[Data entries]
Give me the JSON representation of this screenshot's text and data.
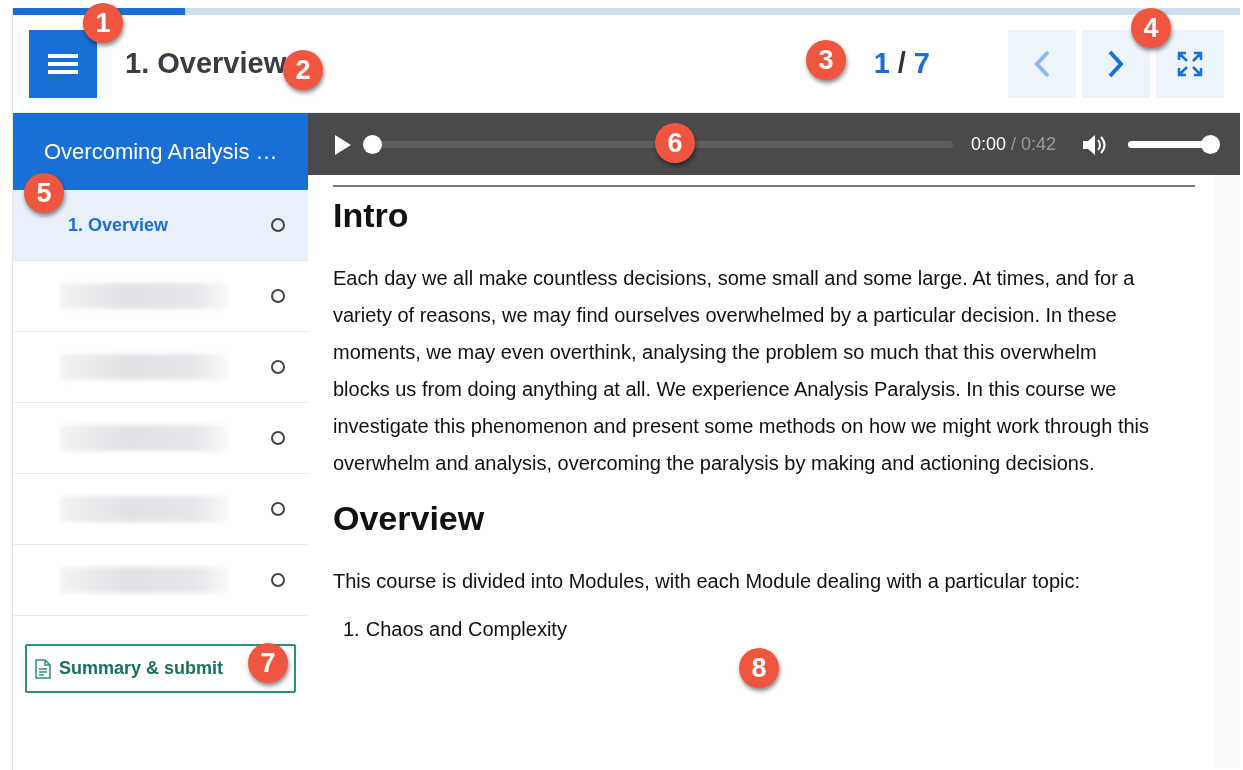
{
  "progress": {
    "level": 0.14
  },
  "header": {
    "title": "1. Overview",
    "page": "1",
    "separator": "/",
    "total": "7",
    "prev_disabled": true,
    "next_disabled": false
  },
  "sidebar": {
    "course_title": "Overcoming Analysis …",
    "items": [
      {
        "kind": "lesson",
        "label": "1. Overview",
        "selected": true,
        "completed": false
      },
      {
        "kind": "blurred",
        "selected": false,
        "completed": false
      },
      {
        "kind": "blurred",
        "selected": false,
        "completed": false
      },
      {
        "kind": "blurred",
        "selected": false,
        "completed": false
      },
      {
        "kind": "blurred",
        "selected": false,
        "completed": false
      },
      {
        "kind": "blurred",
        "selected": false,
        "completed": false
      }
    ],
    "submit_button": "Summary & submit"
  },
  "audio": {
    "playing": false,
    "position": {
      "level": 0
    },
    "current_time": "0:00",
    "duration": "/ 0:42",
    "volume": {
      "level": 1
    }
  },
  "content": [
    {
      "kind": "heading",
      "text": "Intro"
    },
    {
      "kind": "paragraph",
      "text": "Each day we all make countless decisions, some small and some large. At times, and for a variety of reasons, we may find ourselves overwhelmed by a particular decision. In these moments, we may even overthink, analysing the problem so much that this overwhelm blocks us from doing anything at all. We experience Analysis Paralysis. In this course we investigate this phenomenon and present some methods on how we might work through this overwhelm and analysis, overcoming the paralysis by making and actioning decisions."
    },
    {
      "kind": "heading",
      "text": "Overview"
    },
    {
      "kind": "paragraph",
      "text": "This course is divided into Modules, with each Module dealing with a particular topic:"
    },
    {
      "kind": "list",
      "items": [
        {
          "marker": "1.",
          "text": "Chaos and Complexity"
        }
      ]
    }
  ],
  "callouts": [
    "1",
    "2",
    "3",
    "4",
    "5",
    "6",
    "7",
    "8"
  ]
}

**SHORT EXERCISE**
Transcribe each entry above exactly, apart from the pictures.

**RESPONSE TO THIS TASK**
Give me the JSON representation of this screenshot's text and data.
{
  "progress": {
    "level": 0.14
  },
  "header": {
    "title": "1. Overview",
    "page": "1",
    "separator": "/",
    "total": "7",
    "prev_disabled": true,
    "next_disabled": false
  },
  "sidebar": {
    "course_title": "Overcoming Analysis …",
    "items": [
      {
        "kind": "lesson",
        "label": "1. Overview",
        "selected": true,
        "completed": false
      },
      {
        "kind": "blurred",
        "selected": false,
        "completed": false
      },
      {
        "kind": "blurred",
        "selected": false,
        "completed": false
      },
      {
        "kind": "blurred",
        "selected": false,
        "completed": false
      },
      {
        "kind": "blurred",
        "selected": false,
        "completed": false
      },
      {
        "kind": "blurred",
        "selected": false,
        "completed": false
      }
    ],
    "submit_button": "Summary & submit"
  },
  "audio": {
    "playing": false,
    "position": {
      "level": 0
    },
    "current_time": "0:00",
    "duration": "/ 0:42",
    "volume": {
      "level": 1
    }
  },
  "content": [
    {
      "kind": "heading",
      "text": "Intro"
    },
    {
      "kind": "paragraph",
      "text": "Each day we all make countless decisions, some small and some large. At times, and for a variety of reasons, we may find ourselves overwhelmed by a particular decision. In these moments, we may even overthink, analysing the problem so much that this overwhelm blocks us from doing anything at all. We experience Analysis Paralysis. In this course we investigate this phenomenon and present some methods on how we might work through this overwhelm and analysis, overcoming the paralysis by making and actioning decisions."
    },
    {
      "kind": "heading",
      "text": "Overview"
    },
    {
      "kind": "paragraph",
      "text": "This course is divided into Modules, with each Module dealing with a particular topic:"
    },
    {
      "kind": "list",
      "items": [
        {
          "marker": "1.",
          "text": "Chaos and Complexity"
        }
      ]
    }
  ],
  "callouts": [
    "1",
    "2",
    "3",
    "4",
    "5",
    "6",
    "7",
    "8"
  ]
}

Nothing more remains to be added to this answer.